▶ _WRITTEN INSTRUCTION_: The entries need to be copied exactly.

▶ _MATERIAL_:
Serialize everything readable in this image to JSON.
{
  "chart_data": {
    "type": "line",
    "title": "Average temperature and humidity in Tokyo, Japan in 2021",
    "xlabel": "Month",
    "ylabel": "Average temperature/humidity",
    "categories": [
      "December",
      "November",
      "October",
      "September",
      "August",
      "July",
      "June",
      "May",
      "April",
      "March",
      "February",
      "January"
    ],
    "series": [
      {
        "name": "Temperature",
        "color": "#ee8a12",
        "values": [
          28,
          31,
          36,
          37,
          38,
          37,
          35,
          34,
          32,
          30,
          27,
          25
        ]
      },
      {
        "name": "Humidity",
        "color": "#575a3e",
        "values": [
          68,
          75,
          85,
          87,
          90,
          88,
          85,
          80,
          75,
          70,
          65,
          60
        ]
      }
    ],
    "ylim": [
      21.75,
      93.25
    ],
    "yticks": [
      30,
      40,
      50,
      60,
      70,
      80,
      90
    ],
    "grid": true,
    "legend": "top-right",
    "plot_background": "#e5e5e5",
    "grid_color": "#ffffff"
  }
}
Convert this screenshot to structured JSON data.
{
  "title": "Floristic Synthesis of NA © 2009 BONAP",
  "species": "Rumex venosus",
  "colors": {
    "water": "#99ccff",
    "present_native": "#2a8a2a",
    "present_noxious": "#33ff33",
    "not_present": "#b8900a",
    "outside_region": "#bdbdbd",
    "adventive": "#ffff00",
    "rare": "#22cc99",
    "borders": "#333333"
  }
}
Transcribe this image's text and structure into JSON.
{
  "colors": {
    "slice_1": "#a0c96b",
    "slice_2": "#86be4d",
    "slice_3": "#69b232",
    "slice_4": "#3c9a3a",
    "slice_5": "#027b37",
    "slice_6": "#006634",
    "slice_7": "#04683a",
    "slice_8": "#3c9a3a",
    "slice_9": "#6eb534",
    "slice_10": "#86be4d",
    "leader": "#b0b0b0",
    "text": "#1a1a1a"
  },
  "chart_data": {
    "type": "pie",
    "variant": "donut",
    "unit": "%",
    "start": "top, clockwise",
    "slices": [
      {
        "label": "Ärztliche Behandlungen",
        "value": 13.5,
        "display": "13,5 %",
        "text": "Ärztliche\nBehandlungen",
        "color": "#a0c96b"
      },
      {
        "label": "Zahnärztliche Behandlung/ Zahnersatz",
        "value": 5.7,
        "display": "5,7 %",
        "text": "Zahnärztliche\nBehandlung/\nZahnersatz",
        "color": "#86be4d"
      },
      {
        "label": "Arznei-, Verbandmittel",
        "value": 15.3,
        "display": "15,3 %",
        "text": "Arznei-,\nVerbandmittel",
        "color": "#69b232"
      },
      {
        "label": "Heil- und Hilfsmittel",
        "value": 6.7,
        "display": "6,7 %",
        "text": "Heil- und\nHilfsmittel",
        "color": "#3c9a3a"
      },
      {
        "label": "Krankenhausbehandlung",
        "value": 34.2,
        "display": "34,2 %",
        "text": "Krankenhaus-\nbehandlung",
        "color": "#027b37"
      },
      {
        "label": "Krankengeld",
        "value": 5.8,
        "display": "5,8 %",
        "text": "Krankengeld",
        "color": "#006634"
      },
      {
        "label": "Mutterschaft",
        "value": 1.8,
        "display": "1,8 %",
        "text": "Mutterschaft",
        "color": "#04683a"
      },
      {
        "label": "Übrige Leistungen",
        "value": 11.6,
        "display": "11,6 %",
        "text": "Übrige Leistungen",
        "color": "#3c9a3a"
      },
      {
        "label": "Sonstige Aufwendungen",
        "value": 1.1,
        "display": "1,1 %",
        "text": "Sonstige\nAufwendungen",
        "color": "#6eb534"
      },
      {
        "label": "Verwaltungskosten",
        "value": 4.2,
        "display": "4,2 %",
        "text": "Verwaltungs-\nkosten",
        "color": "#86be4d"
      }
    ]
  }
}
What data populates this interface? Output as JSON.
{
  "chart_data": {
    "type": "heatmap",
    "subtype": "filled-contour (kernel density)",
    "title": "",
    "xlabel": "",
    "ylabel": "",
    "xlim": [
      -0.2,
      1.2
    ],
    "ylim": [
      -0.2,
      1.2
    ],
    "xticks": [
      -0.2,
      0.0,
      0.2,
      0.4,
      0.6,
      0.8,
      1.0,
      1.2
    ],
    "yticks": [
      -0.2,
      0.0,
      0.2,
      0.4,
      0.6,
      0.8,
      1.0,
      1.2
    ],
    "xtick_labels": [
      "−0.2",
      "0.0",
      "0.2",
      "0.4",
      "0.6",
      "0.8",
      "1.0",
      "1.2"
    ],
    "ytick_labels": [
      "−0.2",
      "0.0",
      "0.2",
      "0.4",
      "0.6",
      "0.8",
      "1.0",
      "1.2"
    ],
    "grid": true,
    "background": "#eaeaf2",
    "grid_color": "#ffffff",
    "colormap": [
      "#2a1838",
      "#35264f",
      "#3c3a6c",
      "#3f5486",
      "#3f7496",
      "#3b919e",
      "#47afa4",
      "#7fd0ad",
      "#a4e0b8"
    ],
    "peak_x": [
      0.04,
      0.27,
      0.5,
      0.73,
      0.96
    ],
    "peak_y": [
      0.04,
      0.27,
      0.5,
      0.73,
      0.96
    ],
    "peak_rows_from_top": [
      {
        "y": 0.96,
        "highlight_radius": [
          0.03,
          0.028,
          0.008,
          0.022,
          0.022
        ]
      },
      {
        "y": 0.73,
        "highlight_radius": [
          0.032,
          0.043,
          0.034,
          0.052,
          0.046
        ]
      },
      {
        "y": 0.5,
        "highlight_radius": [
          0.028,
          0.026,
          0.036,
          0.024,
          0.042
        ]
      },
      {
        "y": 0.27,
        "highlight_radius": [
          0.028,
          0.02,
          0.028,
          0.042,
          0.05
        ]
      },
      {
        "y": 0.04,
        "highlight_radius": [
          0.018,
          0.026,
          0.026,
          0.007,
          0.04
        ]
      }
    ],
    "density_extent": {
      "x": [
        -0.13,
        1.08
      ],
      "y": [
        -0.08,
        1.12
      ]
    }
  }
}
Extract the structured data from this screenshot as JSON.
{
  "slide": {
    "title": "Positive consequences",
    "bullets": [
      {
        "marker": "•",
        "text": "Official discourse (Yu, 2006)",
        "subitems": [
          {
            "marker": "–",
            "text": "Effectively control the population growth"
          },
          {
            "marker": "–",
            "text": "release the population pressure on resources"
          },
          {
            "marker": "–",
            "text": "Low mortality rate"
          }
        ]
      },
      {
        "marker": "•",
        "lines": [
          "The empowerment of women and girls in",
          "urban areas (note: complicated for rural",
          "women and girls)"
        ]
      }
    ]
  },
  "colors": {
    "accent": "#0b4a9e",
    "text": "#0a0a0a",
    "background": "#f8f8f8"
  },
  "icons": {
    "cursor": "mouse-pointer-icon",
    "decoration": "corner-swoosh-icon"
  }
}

▶ _ANSWER FOR THE TASK_:
Serialize everything readable in this image to JSON.
{
  "chart_data": {
    "type": "line",
    "title": "Average temperature and humidity in Tokyo, Japan in 2021",
    "xlabel": "Month",
    "ylabel": "Average temperature/humidity",
    "categories": [
      "December",
      "November",
      "October",
      "September",
      "August",
      "July",
      "June",
      "May",
      "April",
      "March",
      "February",
      "January"
    ],
    "series": [
      {
        "name": "Temperature",
        "color": "#ee8a12",
        "values": [
          28,
          31,
          36,
          37,
          38,
          37,
          35,
          34,
          32,
          30,
          27,
          25
        ]
      },
      {
        "name": "Humidity",
        "color": "#575a3e",
        "values": [
          68,
          75,
          85,
          87,
          90,
          88,
          85,
          80,
          75,
          70,
          65,
          60
        ]
      }
    ],
    "ylim": [
      21.75,
      93.25
    ],
    "yticks": [
      30,
      40,
      50,
      60,
      70,
      80,
      90
    ],
    "grid": true,
    "legend": "top-right",
    "plot_background": "#e5e5e5",
    "grid_color": "#ffffff"
  }
}
Convert this screenshot to structured JSON data.
{
  "title": "Floristic Synthesis of NA © 2009 BONAP",
  "species": "Rumex venosus",
  "colors": {
    "water": "#99ccff",
    "present_native": "#2a8a2a",
    "present_noxious": "#33ff33",
    "not_present": "#b8900a",
    "outside_region": "#bdbdbd",
    "adventive": "#ffff00",
    "rare": "#22cc99",
    "borders": "#333333"
  }
}
Transcribe this image's text and structure into JSON.
{
  "colors": {
    "slice_1": "#a0c96b",
    "slice_2": "#86be4d",
    "slice_3": "#69b232",
    "slice_4": "#3c9a3a",
    "slice_5": "#027b37",
    "slice_6": "#006634",
    "slice_7": "#04683a",
    "slice_8": "#3c9a3a",
    "slice_9": "#6eb534",
    "slice_10": "#86be4d",
    "leader": "#b0b0b0",
    "text": "#1a1a1a"
  },
  "chart_data": {
    "type": "pie",
    "variant": "donut",
    "unit": "%",
    "start": "top, clockwise",
    "slices": [
      {
        "label": "Ärztliche Behandlungen",
        "value": 13.5,
        "display": "13,5 %",
        "text": "Ärztliche\nBehandlungen",
        "color": "#a0c96b"
      },
      {
        "label": "Zahnärztliche Behandlung/ Zahnersatz",
        "value": 5.7,
        "display": "5,7 %",
        "text": "Zahnärztliche\nBehandlung/\nZahnersatz",
        "color": "#86be4d"
      },
      {
        "label": "Arznei-, Verbandmittel",
        "value": 15.3,
        "display": "15,3 %",
        "text": "Arznei-,\nVerbandmittel",
        "color": "#69b232"
      },
      {
        "label": "Heil- und Hilfsmittel",
        "value": 6.7,
        "display": "6,7 %",
        "text": "Heil- und\nHilfsmittel",
        "color": "#3c9a3a"
      },
      {
        "label": "Krankenhausbehandlung",
        "value": 34.2,
        "display": "34,2 %",
        "text": "Krankenhaus-\nbehandlung",
        "color": "#027b37"
      },
      {
        "label": "Krankengeld",
        "value": 5.8,
        "display": "5,8 %",
        "text": "Krankengeld",
        "color": "#006634"
      },
      {
        "label": "Mutterschaft",
        "value": 1.8,
        "display": "1,8 %",
        "text": "Mutterschaft",
        "color": "#04683a"
      },
      {
        "label": "Übrige Leistungen",
        "value": 11.6,
        "display": "11,6 %",
        "text": "Übrige Leistungen",
        "color": "#3c9a3a"
      },
      {
        "label": "Sonstige Aufwendungen",
        "value": 1.1,
        "display": "1,1 %",
        "text": "Sonstige\nAufwendungen",
        "color": "#6eb534"
      },
      {
        "label": "Verwaltungskosten",
        "value": 4.2,
        "display": "4,2 %",
        "text": "Verwaltungs-\nkosten",
        "color": "#86be4d"
      }
    ]
  }
}
What data populates this interface? Output as JSON.
{
  "chart_data": {
    "type": "heatmap",
    "subtype": "filled-contour (kernel density)",
    "title": "",
    "xlabel": "",
    "ylabel": "",
    "xlim": [
      -0.2,
      1.2
    ],
    "ylim": [
      -0.2,
      1.2
    ],
    "xticks": [
      -0.2,
      0.0,
      0.2,
      0.4,
      0.6,
      0.8,
      1.0,
      1.2
    ],
    "yticks": [
      -0.2,
      0.0,
      0.2,
      0.4,
      0.6,
      0.8,
      1.0,
      1.2
    ],
    "xtick_labels": [
      "−0.2",
      "0.0",
      "0.2",
      "0.4",
      "0.6",
      "0.8",
      "1.0",
      "1.2"
    ],
    "ytick_labels": [
      "−0.2",
      "0.0",
      "0.2",
      "0.4",
      "0.6",
      "0.8",
      "1.0",
      "1.2"
    ],
    "grid": true,
    "background": "#eaeaf2",
    "grid_color": "#ffffff",
    "colormap": [
      "#2a1838",
      "#35264f",
      "#3c3a6c",
      "#3f5486",
      "#3f7496",
      "#3b919e",
      "#47afa4",
      "#7fd0ad",
      "#a4e0b8"
    ],
    "peak_x": [
      0.04,
      0.27,
      0.5,
      0.73,
      0.96
    ],
    "peak_y": [
      0.04,
      0.27,
      0.5,
      0.73,
      0.96
    ],
    "peak_rows_from_top": [
      {
        "y": 0.96,
        "highlight_radius": [
          0.03,
          0.028,
          0.008,
          0.022,
          0.022
        ]
      },
      {
        "y": 0.73,
        "highlight_radius": [
          0.032,
          0.043,
          0.034,
          0.052,
          0.046
        ]
      },
      {
        "y": 0.5,
        "highlight_radius": [
          0.028,
          0.026,
          0.036,
          0.024,
          0.042
        ]
      },
      {
        "y": 0.27,
        "highlight_radius": [
          0.028,
          0.02,
          0.028,
          0.042,
          0.05
        ]
      },
      {
        "y": 0.04,
        "highlight_radius": [
          0.018,
          0.026,
          0.026,
          0.007,
          0.04
        ]
      }
    ],
    "density_extent": {
      "x": [
        -0.13,
        1.08
      ],
      "y": [
        -0.08,
        1.12
      ]
    }
  }
}
Extract the structured data from this screenshot as JSON.
{
  "slide": {
    "title": "Positive consequences",
    "bullets": [
      {
        "marker": "•",
        "text": "Official discourse (Yu, 2006)",
        "subitems": [
          {
            "marker": "–",
            "text": "Effectively control the population growth"
          },
          {
            "marker": "–",
            "text": "release the population pressure on resources"
          },
          {
            "marker": "–",
            "text": "Low mortality rate"
          }
        ]
      },
      {
        "marker": "•",
        "lines": [
          "The empowerment of women and girls in",
          "urban areas (note: complicated for rural",
          "women and girls)"
        ]
      }
    ]
  },
  "colors": {
    "accent": "#0b4a9e",
    "text": "#0a0a0a",
    "background": "#f8f8f8"
  },
  "icons": {
    "cursor": "mouse-pointer-icon",
    "decoration": "corner-swoosh-icon"
  }
}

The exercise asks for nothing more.